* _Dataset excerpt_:

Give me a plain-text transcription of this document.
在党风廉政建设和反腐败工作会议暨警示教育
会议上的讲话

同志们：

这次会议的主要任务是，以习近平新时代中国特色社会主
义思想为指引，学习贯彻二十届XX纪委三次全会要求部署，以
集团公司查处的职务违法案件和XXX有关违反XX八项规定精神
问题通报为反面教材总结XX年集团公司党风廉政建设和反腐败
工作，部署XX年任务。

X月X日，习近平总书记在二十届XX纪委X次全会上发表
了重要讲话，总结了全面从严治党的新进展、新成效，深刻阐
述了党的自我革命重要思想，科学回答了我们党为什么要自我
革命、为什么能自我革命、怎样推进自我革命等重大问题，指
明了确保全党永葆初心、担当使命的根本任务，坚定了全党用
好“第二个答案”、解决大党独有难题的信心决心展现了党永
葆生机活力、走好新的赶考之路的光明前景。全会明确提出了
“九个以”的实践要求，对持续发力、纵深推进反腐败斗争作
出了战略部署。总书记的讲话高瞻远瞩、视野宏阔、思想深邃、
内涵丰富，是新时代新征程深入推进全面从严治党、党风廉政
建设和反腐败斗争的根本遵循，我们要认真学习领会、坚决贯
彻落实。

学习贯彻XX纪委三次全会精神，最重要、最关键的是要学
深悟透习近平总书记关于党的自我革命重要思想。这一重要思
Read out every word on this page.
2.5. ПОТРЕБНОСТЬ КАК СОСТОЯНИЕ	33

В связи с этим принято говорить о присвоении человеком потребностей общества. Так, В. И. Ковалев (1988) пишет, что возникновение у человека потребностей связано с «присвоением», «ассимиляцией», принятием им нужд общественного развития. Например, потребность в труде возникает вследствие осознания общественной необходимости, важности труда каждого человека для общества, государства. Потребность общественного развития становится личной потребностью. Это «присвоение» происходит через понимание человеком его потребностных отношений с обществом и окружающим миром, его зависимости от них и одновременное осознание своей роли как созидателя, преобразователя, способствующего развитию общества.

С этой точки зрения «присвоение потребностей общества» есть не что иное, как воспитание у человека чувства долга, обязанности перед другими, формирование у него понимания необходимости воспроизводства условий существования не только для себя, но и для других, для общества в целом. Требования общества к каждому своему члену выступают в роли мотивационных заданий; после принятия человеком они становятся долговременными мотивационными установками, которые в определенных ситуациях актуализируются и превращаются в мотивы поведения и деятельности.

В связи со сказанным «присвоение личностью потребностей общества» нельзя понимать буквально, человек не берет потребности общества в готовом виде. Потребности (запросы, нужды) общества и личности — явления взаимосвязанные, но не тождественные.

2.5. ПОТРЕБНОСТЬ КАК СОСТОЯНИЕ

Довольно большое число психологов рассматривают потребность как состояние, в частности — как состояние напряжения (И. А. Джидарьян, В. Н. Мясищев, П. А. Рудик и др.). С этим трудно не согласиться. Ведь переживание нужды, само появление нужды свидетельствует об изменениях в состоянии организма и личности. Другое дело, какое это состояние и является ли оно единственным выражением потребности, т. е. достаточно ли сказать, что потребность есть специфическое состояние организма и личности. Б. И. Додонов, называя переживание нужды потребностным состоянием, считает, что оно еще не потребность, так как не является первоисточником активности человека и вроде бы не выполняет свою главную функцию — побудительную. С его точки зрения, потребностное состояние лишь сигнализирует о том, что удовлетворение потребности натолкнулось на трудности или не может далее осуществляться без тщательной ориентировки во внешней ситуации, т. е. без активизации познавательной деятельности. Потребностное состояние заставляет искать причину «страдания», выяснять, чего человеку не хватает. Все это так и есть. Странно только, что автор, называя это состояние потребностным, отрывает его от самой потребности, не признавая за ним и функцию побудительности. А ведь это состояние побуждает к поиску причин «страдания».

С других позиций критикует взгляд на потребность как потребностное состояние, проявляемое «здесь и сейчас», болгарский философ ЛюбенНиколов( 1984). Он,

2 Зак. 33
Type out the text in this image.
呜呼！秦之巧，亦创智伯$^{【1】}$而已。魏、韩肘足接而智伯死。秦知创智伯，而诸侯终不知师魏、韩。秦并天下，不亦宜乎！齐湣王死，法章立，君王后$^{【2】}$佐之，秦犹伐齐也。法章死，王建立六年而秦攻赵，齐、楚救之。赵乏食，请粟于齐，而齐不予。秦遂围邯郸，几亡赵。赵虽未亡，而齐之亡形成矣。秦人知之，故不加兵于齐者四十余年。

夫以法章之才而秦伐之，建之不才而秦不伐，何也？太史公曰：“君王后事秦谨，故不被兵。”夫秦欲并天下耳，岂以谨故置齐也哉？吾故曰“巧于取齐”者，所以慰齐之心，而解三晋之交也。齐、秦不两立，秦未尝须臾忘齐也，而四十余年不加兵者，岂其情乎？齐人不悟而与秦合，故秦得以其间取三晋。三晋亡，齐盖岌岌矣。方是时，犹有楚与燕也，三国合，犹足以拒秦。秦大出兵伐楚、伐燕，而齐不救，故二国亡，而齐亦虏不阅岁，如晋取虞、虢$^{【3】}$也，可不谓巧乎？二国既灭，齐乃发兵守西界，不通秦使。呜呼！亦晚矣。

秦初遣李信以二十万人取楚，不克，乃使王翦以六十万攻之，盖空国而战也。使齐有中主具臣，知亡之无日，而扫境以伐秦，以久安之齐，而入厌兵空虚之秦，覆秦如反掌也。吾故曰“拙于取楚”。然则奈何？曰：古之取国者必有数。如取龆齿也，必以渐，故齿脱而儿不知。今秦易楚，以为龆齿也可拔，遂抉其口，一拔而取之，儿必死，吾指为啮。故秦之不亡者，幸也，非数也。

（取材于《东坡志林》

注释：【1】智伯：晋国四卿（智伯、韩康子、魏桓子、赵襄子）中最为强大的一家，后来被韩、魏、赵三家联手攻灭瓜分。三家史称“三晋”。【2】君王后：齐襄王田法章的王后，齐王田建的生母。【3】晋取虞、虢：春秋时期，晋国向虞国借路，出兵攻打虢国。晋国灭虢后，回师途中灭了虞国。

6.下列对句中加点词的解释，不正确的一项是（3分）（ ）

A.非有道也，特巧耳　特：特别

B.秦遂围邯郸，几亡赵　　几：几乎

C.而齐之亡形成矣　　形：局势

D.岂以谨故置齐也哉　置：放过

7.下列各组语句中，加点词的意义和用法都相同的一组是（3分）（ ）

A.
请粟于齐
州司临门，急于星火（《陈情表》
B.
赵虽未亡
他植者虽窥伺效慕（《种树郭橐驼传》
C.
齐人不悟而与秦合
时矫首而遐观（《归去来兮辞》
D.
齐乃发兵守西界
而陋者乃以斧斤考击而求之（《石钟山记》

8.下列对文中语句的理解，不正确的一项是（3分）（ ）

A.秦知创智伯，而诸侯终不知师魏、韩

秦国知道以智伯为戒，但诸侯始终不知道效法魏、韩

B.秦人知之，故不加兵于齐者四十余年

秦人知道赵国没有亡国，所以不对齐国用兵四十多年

* _Written task_:
Repeat the line containing "Type out the text in this image." and all subsequent lines through the final line of the data, exactly and with no others.

* _Solution to this problem_:
Type out the text in this image.
呜呼！秦之巧，亦创智伯$^{【1】}$而已。魏、韩肘足接而智伯死。秦知创智伯，而诸侯终不知师魏、韩。秦并天下，不亦宜乎！齐湣王死，法章立，君王后$^{【2】}$佐之，秦犹伐齐也。法章死，王建立六年而秦攻赵，齐、楚救之。赵乏食，请粟于齐，而齐不予。秦遂围邯郸，几亡赵。赵虽未亡，而齐之亡形成矣。秦人知之，故不加兵于齐者四十余年。

夫以法章之才而秦伐之，建之不才而秦不伐，何也？太史公曰：“君王后事秦谨，故不被兵。”夫秦欲并天下耳，岂以谨故置齐也哉？吾故曰“巧于取齐”者，所以慰齐之心，而解三晋之交也。齐、秦不两立，秦未尝须臾忘齐也，而四十余年不加兵者，岂其情乎？齐人不悟而与秦合，故秦得以其间取三晋。三晋亡，齐盖岌岌矣。方是时，犹有楚与燕也，三国合，犹足以拒秦。秦大出兵伐楚、伐燕，而齐不救，故二国亡，而齐亦虏不阅岁，如晋取虞、虢$^{【3】}$也，可不谓巧乎？二国既灭，齐乃发兵守西界，不通秦使。呜呼！亦晚矣。

秦初遣李信以二十万人取楚，不克，乃使王翦以六十万攻之，盖空国而战也。使齐有中主具臣，知亡之无日，而扫境以伐秦，以久安之齐，而入厌兵空虚之秦，覆秦如反掌也。吾故曰“拙于取楚”。然则奈何？曰：古之取国者必有数。如取龆齿也，必以渐，故齿脱而儿不知。今秦易楚，以为龆齿也可拔，遂抉其口，一拔而取之，儿必死，吾指为啮。故秦之不亡者，幸也，非数也。

（取材于《东坡志林》

注释：【1】智伯：晋国四卿（智伯、韩康子、魏桓子、赵襄子）中最为强大的一家，后来被韩、魏、赵三家联手攻灭瓜分。三家史称“三晋”。【2】君王后：齐襄王田法章的王后，齐王田建的生母。【3】晋取虞、虢：春秋时期，晋国向虞国借路，出兵攻打虢国。晋国灭虢后，回师途中灭了虞国。

6.下列对句中加点词的解释，不正确的一项是（3分）（ ）

A.非有道也，特巧耳　特：特别

B.秦遂围邯郸，几亡赵　　几：几乎

C.而齐之亡形成矣　　形：局势

D.岂以谨故置齐也哉　置：放过

7.下列各组语句中，加点词的意义和用法都相同的一组是（3分）（ ）

A.
请粟于齐
州司临门，急于星火（《陈情表》
B.
赵虽未亡
他植者虽窥伺效慕（《种树郭橐驼传》
C.
齐人不悟而与秦合
时矫首而遐观（《归去来兮辞》
D.
齐乃发兵守西界
而陋者乃以斧斤考击而求之（《石钟山记》

8.下列对文中语句的理解，不正确的一项是（3分）（ ）

A.秦知创智伯，而诸侯终不知师魏、韩

秦国知道以智伯为戒，但诸侯始终不知道效法魏、韩

B.秦人知之，故不加兵于齐者四十余年

秦人知道赵国没有亡国，所以不对齐国用兵四十多年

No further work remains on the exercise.